Exercise brief
Copy out all of the material exactly as presented.

-- BEGIN Data lines --

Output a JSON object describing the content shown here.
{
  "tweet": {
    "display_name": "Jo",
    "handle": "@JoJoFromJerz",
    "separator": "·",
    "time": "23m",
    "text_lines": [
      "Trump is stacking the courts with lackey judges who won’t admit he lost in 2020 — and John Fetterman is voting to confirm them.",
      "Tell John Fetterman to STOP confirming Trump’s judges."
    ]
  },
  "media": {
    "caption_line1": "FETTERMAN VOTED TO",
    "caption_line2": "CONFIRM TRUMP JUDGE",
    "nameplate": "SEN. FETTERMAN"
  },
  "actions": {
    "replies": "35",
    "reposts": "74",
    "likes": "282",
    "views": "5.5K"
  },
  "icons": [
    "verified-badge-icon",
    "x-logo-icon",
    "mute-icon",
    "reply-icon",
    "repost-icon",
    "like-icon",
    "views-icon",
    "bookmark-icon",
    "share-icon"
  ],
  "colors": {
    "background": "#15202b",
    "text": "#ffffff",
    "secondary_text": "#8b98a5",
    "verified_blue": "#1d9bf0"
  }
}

-- END Data lines --

Solution for this task
Output a JSON object describing the content shown here.
{
  "tweet": {
    "display_name": "Jo",
    "handle": "@JoJoFromJerz",
    "separator": "·",
    "time": "23m",
    "text_lines": [
      "Trump is stacking the courts with lackey judges who won’t admit he lost in 2020 — and John Fetterman is voting to confirm them.",
      "Tell John Fetterman to STOP confirming Trump’s judges."
    ]
  },
  "media": {
    "caption_line1": "FETTERMAN VOTED TO",
    "caption_line2": "CONFIRM TRUMP JUDGE",
    "nameplate": "SEN. FETTERMAN"
  },
  "actions": {
    "replies": "35",
    "reposts": "74",
    "likes": "282",
    "views": "5.5K"
  },
  "icons": [
    "verified-badge-icon",
    "x-logo-icon",
    "mute-icon",
    "reply-icon",
    "repost-icon",
    "like-icon",
    "views-icon",
    "bookmark-icon",
    "share-icon"
  ],
  "colors": {
    "background": "#15202b",
    "text": "#ffffff",
    "secondary_text": "#8b98a5",
    "verified_blue": "#1d9bf0"
  }
}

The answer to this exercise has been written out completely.